**OBJECTIVE**
Say the number of lines containing the string "Find", and say nothing else.
-- Start --
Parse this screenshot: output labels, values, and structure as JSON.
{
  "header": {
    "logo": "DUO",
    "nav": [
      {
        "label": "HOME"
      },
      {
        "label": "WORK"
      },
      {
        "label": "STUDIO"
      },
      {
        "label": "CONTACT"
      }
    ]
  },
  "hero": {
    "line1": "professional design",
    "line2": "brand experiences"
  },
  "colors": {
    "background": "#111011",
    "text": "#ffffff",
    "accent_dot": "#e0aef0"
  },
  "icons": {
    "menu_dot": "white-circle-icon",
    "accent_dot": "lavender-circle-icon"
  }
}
-- End --
-- Start --
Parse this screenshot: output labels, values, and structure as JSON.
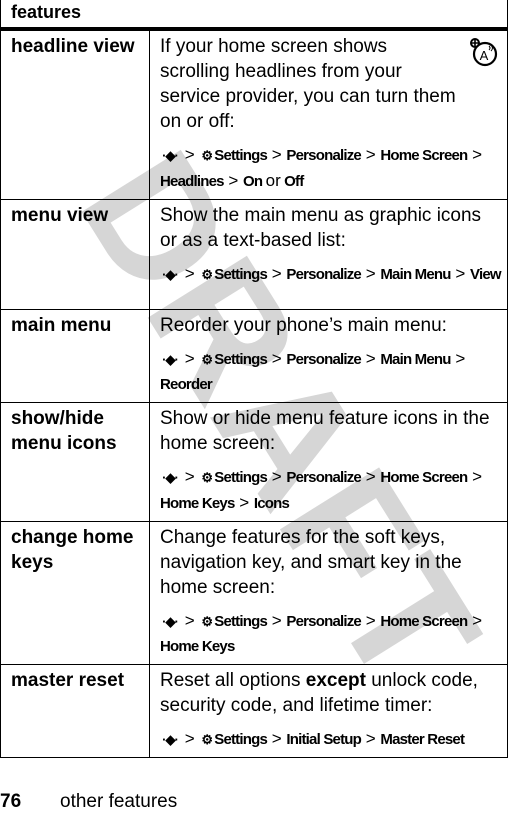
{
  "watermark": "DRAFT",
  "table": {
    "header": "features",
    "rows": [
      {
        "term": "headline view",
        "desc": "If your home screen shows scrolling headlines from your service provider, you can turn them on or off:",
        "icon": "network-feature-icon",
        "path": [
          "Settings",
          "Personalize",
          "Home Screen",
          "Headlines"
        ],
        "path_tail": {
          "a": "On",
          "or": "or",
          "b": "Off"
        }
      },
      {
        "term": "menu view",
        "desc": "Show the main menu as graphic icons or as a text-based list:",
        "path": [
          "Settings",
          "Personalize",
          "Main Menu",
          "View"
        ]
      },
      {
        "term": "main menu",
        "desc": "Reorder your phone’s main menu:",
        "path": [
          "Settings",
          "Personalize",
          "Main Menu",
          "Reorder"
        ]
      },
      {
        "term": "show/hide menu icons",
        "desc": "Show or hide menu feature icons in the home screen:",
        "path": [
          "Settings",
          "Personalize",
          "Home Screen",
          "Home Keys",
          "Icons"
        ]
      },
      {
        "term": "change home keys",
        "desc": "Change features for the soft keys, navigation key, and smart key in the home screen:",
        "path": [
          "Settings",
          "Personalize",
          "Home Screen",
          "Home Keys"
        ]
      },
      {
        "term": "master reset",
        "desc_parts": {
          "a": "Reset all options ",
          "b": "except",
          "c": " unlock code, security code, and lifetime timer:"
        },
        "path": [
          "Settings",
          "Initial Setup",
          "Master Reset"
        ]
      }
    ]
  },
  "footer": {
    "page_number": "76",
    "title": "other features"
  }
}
-- End --
-- Start --
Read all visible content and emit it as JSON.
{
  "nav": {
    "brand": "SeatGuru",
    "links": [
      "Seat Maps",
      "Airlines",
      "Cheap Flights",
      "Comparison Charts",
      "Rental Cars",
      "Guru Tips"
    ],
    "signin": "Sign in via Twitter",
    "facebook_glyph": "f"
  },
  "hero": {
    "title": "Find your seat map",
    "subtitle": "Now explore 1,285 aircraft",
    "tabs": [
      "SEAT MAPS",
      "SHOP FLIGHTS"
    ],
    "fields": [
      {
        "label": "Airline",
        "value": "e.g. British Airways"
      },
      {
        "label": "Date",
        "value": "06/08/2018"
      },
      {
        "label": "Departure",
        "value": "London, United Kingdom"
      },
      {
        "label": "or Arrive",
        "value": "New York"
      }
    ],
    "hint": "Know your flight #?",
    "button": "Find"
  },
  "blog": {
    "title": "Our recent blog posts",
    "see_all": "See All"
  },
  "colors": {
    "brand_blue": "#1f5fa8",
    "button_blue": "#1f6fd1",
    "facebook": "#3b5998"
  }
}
-- End --
**TASK RESULT**
2